Begin ITEMS

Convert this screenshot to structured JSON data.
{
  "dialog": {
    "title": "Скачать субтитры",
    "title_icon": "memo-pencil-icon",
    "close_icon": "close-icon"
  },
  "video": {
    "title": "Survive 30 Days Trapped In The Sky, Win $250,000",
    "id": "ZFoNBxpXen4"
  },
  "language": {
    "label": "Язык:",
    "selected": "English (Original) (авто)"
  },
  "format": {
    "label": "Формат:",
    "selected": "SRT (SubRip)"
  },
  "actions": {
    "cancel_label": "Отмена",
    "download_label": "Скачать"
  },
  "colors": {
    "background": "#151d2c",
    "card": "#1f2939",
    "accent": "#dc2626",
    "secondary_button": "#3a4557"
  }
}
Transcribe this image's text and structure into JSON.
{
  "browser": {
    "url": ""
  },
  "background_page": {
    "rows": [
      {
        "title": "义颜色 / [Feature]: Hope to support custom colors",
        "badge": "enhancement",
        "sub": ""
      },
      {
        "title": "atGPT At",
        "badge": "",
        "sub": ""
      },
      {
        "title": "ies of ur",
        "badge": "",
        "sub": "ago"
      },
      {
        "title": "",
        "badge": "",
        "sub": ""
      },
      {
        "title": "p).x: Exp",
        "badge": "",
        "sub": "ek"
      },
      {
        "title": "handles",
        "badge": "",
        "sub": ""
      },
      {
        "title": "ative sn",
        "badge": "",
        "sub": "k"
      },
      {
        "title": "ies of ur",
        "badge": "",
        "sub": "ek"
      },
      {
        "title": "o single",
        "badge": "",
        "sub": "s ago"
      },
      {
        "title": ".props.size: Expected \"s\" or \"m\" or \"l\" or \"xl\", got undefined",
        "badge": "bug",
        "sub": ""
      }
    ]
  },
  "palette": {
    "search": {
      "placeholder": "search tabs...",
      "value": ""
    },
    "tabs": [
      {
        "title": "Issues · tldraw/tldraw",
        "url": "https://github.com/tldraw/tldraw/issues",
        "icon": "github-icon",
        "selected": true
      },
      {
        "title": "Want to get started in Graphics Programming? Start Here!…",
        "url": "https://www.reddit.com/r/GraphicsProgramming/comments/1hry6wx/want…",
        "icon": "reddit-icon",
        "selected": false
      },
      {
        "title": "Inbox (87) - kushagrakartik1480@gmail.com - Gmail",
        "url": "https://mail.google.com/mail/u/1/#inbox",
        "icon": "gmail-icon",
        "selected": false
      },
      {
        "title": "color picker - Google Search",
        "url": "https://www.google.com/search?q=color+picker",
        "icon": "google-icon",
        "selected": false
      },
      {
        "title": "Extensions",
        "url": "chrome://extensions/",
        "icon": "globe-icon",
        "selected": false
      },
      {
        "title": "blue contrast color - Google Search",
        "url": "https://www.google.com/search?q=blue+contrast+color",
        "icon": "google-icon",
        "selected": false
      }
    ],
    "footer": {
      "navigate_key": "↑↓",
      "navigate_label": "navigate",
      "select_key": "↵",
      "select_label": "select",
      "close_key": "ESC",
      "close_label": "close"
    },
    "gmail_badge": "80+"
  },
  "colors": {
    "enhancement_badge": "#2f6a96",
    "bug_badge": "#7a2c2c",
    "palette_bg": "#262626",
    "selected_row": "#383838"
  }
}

End ITEMS

**PROBLEM DETAILS**
Reproduce all of the entries word for word.

**TASK RESULT**
Convert this screenshot to structured JSON data.
{
  "dialog": {
    "title": "Скачать субтитры",
    "title_icon": "memo-pencil-icon",
    "close_icon": "close-icon"
  },
  "video": {
    "title": "Survive 30 Days Trapped In The Sky, Win $250,000",
    "id": "ZFoNBxpXen4"
  },
  "language": {
    "label": "Язык:",
    "selected": "English (Original) (авто)"
  },
  "format": {
    "label": "Формат:",
    "selected": "SRT (SubRip)"
  },
  "actions": {
    "cancel_label": "Отмена",
    "download_label": "Скачать"
  },
  "colors": {
    "background": "#151d2c",
    "card": "#1f2939",
    "accent": "#dc2626",
    "secondary_button": "#3a4557"
  }
}
Transcribe this image's text and structure into JSON.
{
  "browser": {
    "url": ""
  },
  "background_page": {
    "rows": [
      {
        "title": "义颜色 / [Feature]: Hope to support custom colors",
        "badge": "enhancement",
        "sub": ""
      },
      {
        "title": "atGPT At",
        "badge": "",
        "sub": ""
      },
      {
        "title": "ies of ur",
        "badge": "",
        "sub": "ago"
      },
      {
        "title": "",
        "badge": "",
        "sub": ""
      },
      {
        "title": "p).x: Exp",
        "badge": "",
        "sub": "ek"
      },
      {
        "title": "handles",
        "badge": "",
        "sub": ""
      },
      {
        "title": "ative sn",
        "badge": "",
        "sub": "k"
      },
      {
        "title": "ies of ur",
        "badge": "",
        "sub": "ek"
      },
      {
        "title": "o single",
        "badge": "",
        "sub": "s ago"
      },
      {
        "title": ".props.size: Expected \"s\" or \"m\" or \"l\" or \"xl\", got undefined",
        "badge": "bug",
        "sub": ""
      }
    ]
  },
  "palette": {
    "search": {
      "placeholder": "search tabs...",
      "value": ""
    },
    "tabs": [
      {
        "title": "Issues · tldraw/tldraw",
        "url": "https://github.com/tldraw/tldraw/issues",
        "icon": "github-icon",
        "selected": true
      },
      {
        "title": "Want to get started in Graphics Programming? Start Here!…",
        "url": "https://www.reddit.com/r/GraphicsProgramming/comments/1hry6wx/want…",
        "icon": "reddit-icon",
        "selected": false
      },
      {
        "title": "Inbox (87) - kushagrakartik1480@gmail.com - Gmail",
        "url": "https://mail.google.com/mail/u/1/#inbox",
        "icon": "gmail-icon",
        "selected": false
      },
      {
        "title": "color picker - Google Search",
        "url": "https://www.google.com/search?q=color+picker",
        "icon": "google-icon",
        "selected": false
      },
      {
        "title": "Extensions",
        "url": "chrome://extensions/",
        "icon": "globe-icon",
        "selected": false
      },
      {
        "title": "blue contrast color - Google Search",
        "url": "https://www.google.com/search?q=blue+contrast+color",
        "icon": "google-icon",
        "selected": false
      }
    ],
    "footer": {
      "navigate_key": "↑↓",
      "navigate_label": "navigate",
      "select_key": "↵",
      "select_label": "select",
      "close_key": "ESC",
      "close_label": "close"
    },
    "gmail_badge": "80+"
  },
  "colors": {
    "enhancement_badge": "#2f6a96",
    "bug_badge": "#7a2c2c",
    "palette_bg": "#262626",
    "selected_row": "#383838"
  }
}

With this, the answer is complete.